▸ Task to complete: Write out each entry, exactly the way it appears.

▸ Stored rows:
● ● ● ● ● ● ●

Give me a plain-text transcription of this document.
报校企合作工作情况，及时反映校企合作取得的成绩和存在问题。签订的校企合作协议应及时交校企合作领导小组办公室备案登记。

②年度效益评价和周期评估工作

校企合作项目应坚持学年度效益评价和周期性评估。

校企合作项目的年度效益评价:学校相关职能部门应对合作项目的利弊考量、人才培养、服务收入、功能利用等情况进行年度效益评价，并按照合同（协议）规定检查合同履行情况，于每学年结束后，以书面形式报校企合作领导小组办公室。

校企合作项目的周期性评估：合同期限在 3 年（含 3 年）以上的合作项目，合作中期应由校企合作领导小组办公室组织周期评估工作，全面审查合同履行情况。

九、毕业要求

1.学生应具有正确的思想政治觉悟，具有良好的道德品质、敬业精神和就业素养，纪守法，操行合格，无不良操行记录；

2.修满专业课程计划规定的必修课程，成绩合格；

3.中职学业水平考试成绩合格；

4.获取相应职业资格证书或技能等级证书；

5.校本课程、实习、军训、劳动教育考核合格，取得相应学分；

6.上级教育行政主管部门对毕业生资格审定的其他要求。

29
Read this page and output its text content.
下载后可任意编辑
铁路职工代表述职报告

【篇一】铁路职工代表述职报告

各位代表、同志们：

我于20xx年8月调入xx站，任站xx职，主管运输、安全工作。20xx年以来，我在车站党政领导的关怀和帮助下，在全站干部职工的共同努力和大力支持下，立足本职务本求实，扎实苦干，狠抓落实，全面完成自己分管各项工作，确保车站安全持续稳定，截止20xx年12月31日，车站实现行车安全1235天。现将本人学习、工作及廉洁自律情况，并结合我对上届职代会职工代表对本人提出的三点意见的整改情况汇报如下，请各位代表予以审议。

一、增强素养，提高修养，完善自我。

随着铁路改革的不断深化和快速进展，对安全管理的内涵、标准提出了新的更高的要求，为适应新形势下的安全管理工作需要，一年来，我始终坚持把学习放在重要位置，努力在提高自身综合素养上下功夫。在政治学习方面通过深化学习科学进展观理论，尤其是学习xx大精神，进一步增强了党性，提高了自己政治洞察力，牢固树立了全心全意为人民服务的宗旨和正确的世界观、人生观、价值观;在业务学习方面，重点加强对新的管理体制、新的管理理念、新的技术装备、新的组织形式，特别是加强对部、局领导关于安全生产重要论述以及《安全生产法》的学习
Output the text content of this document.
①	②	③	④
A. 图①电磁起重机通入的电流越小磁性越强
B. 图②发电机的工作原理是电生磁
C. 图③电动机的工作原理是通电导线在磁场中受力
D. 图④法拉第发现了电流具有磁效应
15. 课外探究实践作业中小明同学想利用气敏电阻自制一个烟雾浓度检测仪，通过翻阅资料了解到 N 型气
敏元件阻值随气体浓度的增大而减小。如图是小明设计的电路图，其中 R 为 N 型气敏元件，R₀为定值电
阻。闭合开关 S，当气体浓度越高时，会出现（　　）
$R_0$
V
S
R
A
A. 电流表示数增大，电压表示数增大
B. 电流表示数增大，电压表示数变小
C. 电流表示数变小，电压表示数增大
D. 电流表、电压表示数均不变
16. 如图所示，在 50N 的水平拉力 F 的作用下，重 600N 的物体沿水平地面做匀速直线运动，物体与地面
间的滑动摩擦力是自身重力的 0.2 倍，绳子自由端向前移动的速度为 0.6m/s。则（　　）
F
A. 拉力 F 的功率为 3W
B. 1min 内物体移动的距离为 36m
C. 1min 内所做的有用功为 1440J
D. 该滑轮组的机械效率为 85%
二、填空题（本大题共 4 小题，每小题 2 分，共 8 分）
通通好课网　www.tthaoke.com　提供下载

● ● ● ● ● ● ●

▸ Expected output:
Give me a plain-text transcription of this document.
报校企合作工作情况，及时反映校企合作取得的成绩和存在问题。签订的校企合作协议应及时交校企合作领导小组办公室备案登记。

②年度效益评价和周期评估工作

校企合作项目应坚持学年度效益评价和周期性评估。

校企合作项目的年度效益评价:学校相关职能部门应对合作项目的利弊考量、人才培养、服务收入、功能利用等情况进行年度效益评价，并按照合同（协议）规定检查合同履行情况，于每学年结束后，以书面形式报校企合作领导小组办公室。

校企合作项目的周期性评估：合同期限在 3 年（含 3 年）以上的合作项目，合作中期应由校企合作领导小组办公室组织周期评估工作，全面审查合同履行情况。

九、毕业要求

1.学生应具有正确的思想政治觉悟，具有良好的道德品质、敬业精神和就业素养，纪守法，操行合格，无不良操行记录；

2.修满专业课程计划规定的必修课程，成绩合格；

3.中职学业水平考试成绩合格；

4.获取相应职业资格证书或技能等级证书；

5.校本课程、实习、军训、劳动教育考核合格，取得相应学分；

6.上级教育行政主管部门对毕业生资格审定的其他要求。

29
Read this page and output its text content.
下载后可任意编辑
铁路职工代表述职报告

【篇一】铁路职工代表述职报告

各位代表、同志们：

我于20xx年8月调入xx站，任站xx职，主管运输、安全工作。20xx年以来，我在车站党政领导的关怀和帮助下，在全站干部职工的共同努力和大力支持下，立足本职务本求实，扎实苦干，狠抓落实，全面完成自己分管各项工作，确保车站安全持续稳定，截止20xx年12月31日，车站实现行车安全1235天。现将本人学习、工作及廉洁自律情况，并结合我对上届职代会职工代表对本人提出的三点意见的整改情况汇报如下，请各位代表予以审议。

一、增强素养，提高修养，完善自我。

随着铁路改革的不断深化和快速进展，对安全管理的内涵、标准提出了新的更高的要求，为适应新形势下的安全管理工作需要，一年来，我始终坚持把学习放在重要位置，努力在提高自身综合素养上下功夫。在政治学习方面通过深化学习科学进展观理论，尤其是学习xx大精神，进一步增强了党性，提高了自己政治洞察力，牢固树立了全心全意为人民服务的宗旨和正确的世界观、人生观、价值观;在业务学习方面，重点加强对新的管理体制、新的管理理念、新的技术装备、新的组织形式，特别是加强对部、局领导关于安全生产重要论述以及《安全生产法》的学习
Output the text content of this document.
①	②	③	④
A. 图①电磁起重机通入的电流越小磁性越强
B. 图②发电机的工作原理是电生磁
C. 图③电动机的工作原理是通电导线在磁场中受力
D. 图④法拉第发现了电流具有磁效应
15. 课外探究实践作业中小明同学想利用气敏电阻自制一个烟雾浓度检测仪，通过翻阅资料了解到 N 型气
敏元件阻值随气体浓度的增大而减小。如图是小明设计的电路图，其中 R 为 N 型气敏元件，R₀为定值电
阻。闭合开关 S，当气体浓度越高时，会出现（　　）
$R_0$
V
S
R
A
A. 电流表示数增大，电压表示数增大
B. 电流表示数增大，电压表示数变小
C. 电流表示数变小，电压表示数增大
D. 电流表、电压表示数均不变
16. 如图所示，在 50N 的水平拉力 F 的作用下，重 600N 的物体沿水平地面做匀速直线运动，物体与地面
间的滑动摩擦力是自身重力的 0.2 倍，绳子自由端向前移动的速度为 0.6m/s。则（　　）
F
A. 拉力 F 的功率为 3W
B. 1min 内物体移动的距离为 36m
C. 1min 内所做的有用功为 1440J
D. 该滑轮组的机械效率为 85%
二、填空题（本大题共 4 小题，每小题 2 分，共 8 分）
通通好课网　www.tthaoke.com　提供下载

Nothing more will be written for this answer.